Task material.
— Begin —
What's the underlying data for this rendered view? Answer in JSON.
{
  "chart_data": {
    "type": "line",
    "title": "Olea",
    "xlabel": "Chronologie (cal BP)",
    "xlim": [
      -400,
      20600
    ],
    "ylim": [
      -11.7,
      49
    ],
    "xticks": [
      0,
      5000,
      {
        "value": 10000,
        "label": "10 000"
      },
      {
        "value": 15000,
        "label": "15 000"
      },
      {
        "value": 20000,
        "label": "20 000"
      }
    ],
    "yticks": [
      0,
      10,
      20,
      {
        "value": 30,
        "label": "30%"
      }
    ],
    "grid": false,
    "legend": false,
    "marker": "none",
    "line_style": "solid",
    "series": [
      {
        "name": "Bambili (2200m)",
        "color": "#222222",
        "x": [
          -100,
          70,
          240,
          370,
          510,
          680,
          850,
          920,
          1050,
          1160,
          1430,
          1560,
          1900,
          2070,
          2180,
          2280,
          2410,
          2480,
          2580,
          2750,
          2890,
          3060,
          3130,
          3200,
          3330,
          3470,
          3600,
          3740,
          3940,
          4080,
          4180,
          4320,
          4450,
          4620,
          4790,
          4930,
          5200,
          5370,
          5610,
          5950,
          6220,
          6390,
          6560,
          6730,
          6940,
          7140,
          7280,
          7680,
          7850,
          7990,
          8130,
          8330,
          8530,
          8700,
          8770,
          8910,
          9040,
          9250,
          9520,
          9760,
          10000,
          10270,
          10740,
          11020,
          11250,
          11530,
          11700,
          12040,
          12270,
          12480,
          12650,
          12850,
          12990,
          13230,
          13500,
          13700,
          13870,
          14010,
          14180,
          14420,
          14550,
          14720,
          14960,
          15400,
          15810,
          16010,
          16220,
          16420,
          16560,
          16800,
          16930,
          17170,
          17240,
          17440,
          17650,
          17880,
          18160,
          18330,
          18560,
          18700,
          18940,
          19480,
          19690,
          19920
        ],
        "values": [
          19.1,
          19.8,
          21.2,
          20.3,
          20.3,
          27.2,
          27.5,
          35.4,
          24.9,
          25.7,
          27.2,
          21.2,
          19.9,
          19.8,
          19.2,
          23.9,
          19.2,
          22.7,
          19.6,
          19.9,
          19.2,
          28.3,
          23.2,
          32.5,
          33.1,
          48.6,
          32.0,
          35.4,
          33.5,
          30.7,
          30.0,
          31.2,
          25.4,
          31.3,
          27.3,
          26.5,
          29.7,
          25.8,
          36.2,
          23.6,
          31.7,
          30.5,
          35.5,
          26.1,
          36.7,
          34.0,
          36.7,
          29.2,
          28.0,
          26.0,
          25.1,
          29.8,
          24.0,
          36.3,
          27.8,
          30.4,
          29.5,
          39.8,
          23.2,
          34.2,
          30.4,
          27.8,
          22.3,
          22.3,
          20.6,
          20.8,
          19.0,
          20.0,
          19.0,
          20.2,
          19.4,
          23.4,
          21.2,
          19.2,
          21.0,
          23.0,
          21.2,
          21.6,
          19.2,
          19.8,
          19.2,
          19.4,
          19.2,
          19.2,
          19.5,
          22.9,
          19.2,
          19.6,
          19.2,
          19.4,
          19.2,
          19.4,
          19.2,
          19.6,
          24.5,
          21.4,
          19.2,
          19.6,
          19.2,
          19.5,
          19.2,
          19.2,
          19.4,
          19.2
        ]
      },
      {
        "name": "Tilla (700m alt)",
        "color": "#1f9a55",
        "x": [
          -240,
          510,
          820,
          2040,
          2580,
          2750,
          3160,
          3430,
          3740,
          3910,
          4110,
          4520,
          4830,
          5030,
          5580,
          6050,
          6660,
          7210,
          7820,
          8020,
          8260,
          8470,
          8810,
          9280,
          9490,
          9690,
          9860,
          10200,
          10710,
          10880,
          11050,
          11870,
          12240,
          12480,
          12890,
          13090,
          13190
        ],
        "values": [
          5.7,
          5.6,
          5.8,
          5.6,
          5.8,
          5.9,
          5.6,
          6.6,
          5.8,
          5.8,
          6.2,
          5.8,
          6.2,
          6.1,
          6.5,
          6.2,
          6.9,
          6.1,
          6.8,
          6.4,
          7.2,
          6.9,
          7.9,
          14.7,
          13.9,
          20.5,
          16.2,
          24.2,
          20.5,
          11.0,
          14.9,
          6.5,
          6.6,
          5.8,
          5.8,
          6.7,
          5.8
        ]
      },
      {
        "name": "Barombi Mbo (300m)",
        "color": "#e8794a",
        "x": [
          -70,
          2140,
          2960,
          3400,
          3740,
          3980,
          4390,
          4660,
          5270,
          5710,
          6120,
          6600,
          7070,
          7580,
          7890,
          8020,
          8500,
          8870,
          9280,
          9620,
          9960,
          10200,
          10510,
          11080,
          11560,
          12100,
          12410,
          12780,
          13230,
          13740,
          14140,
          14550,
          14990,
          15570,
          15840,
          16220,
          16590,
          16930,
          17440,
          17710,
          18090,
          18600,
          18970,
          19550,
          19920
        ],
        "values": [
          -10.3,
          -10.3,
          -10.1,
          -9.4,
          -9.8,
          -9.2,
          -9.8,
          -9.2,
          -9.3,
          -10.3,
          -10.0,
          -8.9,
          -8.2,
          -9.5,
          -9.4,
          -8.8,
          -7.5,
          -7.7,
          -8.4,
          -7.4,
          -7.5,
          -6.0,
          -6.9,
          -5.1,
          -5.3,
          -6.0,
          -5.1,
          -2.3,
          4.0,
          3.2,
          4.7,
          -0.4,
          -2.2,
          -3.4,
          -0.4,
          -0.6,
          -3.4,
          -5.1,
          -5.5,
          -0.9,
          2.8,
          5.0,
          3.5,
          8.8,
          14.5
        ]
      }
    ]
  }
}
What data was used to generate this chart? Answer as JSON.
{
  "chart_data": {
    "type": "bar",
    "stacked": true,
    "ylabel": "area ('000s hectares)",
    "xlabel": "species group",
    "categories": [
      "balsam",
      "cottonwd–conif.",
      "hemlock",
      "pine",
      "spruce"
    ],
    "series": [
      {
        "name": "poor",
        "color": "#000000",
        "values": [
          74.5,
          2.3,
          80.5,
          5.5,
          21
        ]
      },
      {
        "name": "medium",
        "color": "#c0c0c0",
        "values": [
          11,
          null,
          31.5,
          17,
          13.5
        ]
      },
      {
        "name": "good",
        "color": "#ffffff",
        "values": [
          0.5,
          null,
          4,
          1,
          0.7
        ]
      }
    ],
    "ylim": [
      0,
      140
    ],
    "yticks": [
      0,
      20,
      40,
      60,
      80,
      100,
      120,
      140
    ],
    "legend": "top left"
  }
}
— End —
Task directions.
Give back each line above precisely as it stands.

Solution for this exercise.
What's the underlying data for this rendered view? Answer in JSON.
{
  "chart_data": {
    "type": "line",
    "title": "Olea",
    "xlabel": "Chronologie (cal BP)",
    "xlim": [
      -400,
      20600
    ],
    "ylim": [
      -11.7,
      49
    ],
    "xticks": [
      0,
      5000,
      {
        "value": 10000,
        "label": "10 000"
      },
      {
        "value": 15000,
        "label": "15 000"
      },
      {
        "value": 20000,
        "label": "20 000"
      }
    ],
    "yticks": [
      0,
      10,
      20,
      {
        "value": 30,
        "label": "30%"
      }
    ],
    "grid": false,
    "legend": false,
    "marker": "none",
    "line_style": "solid",
    "series": [
      {
        "name": "Bambili (2200m)",
        "color": "#222222",
        "x": [
          -100,
          70,
          240,
          370,
          510,
          680,
          850,
          920,
          1050,
          1160,
          1430,
          1560,
          1900,
          2070,
          2180,
          2280,
          2410,
          2480,
          2580,
          2750,
          2890,
          3060,
          3130,
          3200,
          3330,
          3470,
          3600,
          3740,
          3940,
          4080,
          4180,
          4320,
          4450,
          4620,
          4790,
          4930,
          5200,
          5370,
          5610,
          5950,
          6220,
          6390,
          6560,
          6730,
          6940,
          7140,
          7280,
          7680,
          7850,
          7990,
          8130,
          8330,
          8530,
          8700,
          8770,
          8910,
          9040,
          9250,
          9520,
          9760,
          10000,
          10270,
          10740,
          11020,
          11250,
          11530,
          11700,
          12040,
          12270,
          12480,
          12650,
          12850,
          12990,
          13230,
          13500,
          13700,
          13870,
          14010,
          14180,
          14420,
          14550,
          14720,
          14960,
          15400,
          15810,
          16010,
          16220,
          16420,
          16560,
          16800,
          16930,
          17170,
          17240,
          17440,
          17650,
          17880,
          18160,
          18330,
          18560,
          18700,
          18940,
          19480,
          19690,
          19920
        ],
        "values": [
          19.1,
          19.8,
          21.2,
          20.3,
          20.3,
          27.2,
          27.5,
          35.4,
          24.9,
          25.7,
          27.2,
          21.2,
          19.9,
          19.8,
          19.2,
          23.9,
          19.2,
          22.7,
          19.6,
          19.9,
          19.2,
          28.3,
          23.2,
          32.5,
          33.1,
          48.6,
          32.0,
          35.4,
          33.5,
          30.7,
          30.0,
          31.2,
          25.4,
          31.3,
          27.3,
          26.5,
          29.7,
          25.8,
          36.2,
          23.6,
          31.7,
          30.5,
          35.5,
          26.1,
          36.7,
          34.0,
          36.7,
          29.2,
          28.0,
          26.0,
          25.1,
          29.8,
          24.0,
          36.3,
          27.8,
          30.4,
          29.5,
          39.8,
          23.2,
          34.2,
          30.4,
          27.8,
          22.3,
          22.3,
          20.6,
          20.8,
          19.0,
          20.0,
          19.0,
          20.2,
          19.4,
          23.4,
          21.2,
          19.2,
          21.0,
          23.0,
          21.2,
          21.6,
          19.2,
          19.8,
          19.2,
          19.4,
          19.2,
          19.2,
          19.5,
          22.9,
          19.2,
          19.6,
          19.2,
          19.4,
          19.2,
          19.4,
          19.2,
          19.6,
          24.5,
          21.4,
          19.2,
          19.6,
          19.2,
          19.5,
          19.2,
          19.2,
          19.4,
          19.2
        ]
      },
      {
        "name": "Tilla (700m alt)",
        "color": "#1f9a55",
        "x": [
          -240,
          510,
          820,
          2040,
          2580,
          2750,
          3160,
          3430,
          3740,
          3910,
          4110,
          4520,
          4830,
          5030,
          5580,
          6050,
          6660,
          7210,
          7820,
          8020,
          8260,
          8470,
          8810,
          9280,
          9490,
          9690,
          9860,
          10200,
          10710,
          10880,
          11050,
          11870,
          12240,
          12480,
          12890,
          13090,
          13190
        ],
        "values": [
          5.7,
          5.6,
          5.8,
          5.6,
          5.8,
          5.9,
          5.6,
          6.6,
          5.8,
          5.8,
          6.2,
          5.8,
          6.2,
          6.1,
          6.5,
          6.2,
          6.9,
          6.1,
          6.8,
          6.4,
          7.2,
          6.9,
          7.9,
          14.7,
          13.9,
          20.5,
          16.2,
          24.2,
          20.5,
          11.0,
          14.9,
          6.5,
          6.6,
          5.8,
          5.8,
          6.7,
          5.8
        ]
      },
      {
        "name": "Barombi Mbo (300m)",
        "color": "#e8794a",
        "x": [
          -70,
          2140,
          2960,
          3400,
          3740,
          3980,
          4390,
          4660,
          5270,
          5710,
          6120,
          6600,
          7070,
          7580,
          7890,
          8020,
          8500,
          8870,
          9280,
          9620,
          9960,
          10200,
          10510,
          11080,
          11560,
          12100,
          12410,
          12780,
          13230,
          13740,
          14140,
          14550,
          14990,
          15570,
          15840,
          16220,
          16590,
          16930,
          17440,
          17710,
          18090,
          18600,
          18970,
          19550,
          19920
        ],
        "values": [
          -10.3,
          -10.3,
          -10.1,
          -9.4,
          -9.8,
          -9.2,
          -9.8,
          -9.2,
          -9.3,
          -10.3,
          -10.0,
          -8.9,
          -8.2,
          -9.5,
          -9.4,
          -8.8,
          -7.5,
          -7.7,
          -8.4,
          -7.4,
          -7.5,
          -6.0,
          -6.9,
          -5.1,
          -5.3,
          -6.0,
          -5.1,
          -2.3,
          4.0,
          3.2,
          4.7,
          -0.4,
          -2.2,
          -3.4,
          -0.4,
          -0.6,
          -3.4,
          -5.1,
          -5.5,
          -0.9,
          2.8,
          5.0,
          3.5,
          8.8,
          14.5
        ]
      }
    ]
  }
}
What data was used to generate this chart? Answer as JSON.
{
  "chart_data": {
    "type": "bar",
    "stacked": true,
    "ylabel": "area ('000s hectares)",
    "xlabel": "species group",
    "categories": [
      "balsam",
      "cottonwd–conif.",
      "hemlock",
      "pine",
      "spruce"
    ],
    "series": [
      {
        "name": "poor",
        "color": "#000000",
        "values": [
          74.5,
          2.3,
          80.5,
          5.5,
          21
        ]
      },
      {
        "name": "medium",
        "color": "#c0c0c0",
        "values": [
          11,
          null,
          31.5,
          17,
          13.5
        ]
      },
      {
        "name": "good",
        "color": "#ffffff",
        "values": [
          0.5,
          null,
          4,
          1,
          0.7
        ]
      }
    ],
    "ylim": [
      0,
      140
    ],
    "yticks": [
      0,
      20,
      40,
      60,
      80,
      100,
      120,
      140
    ],
    "legend": "top left"
  }
}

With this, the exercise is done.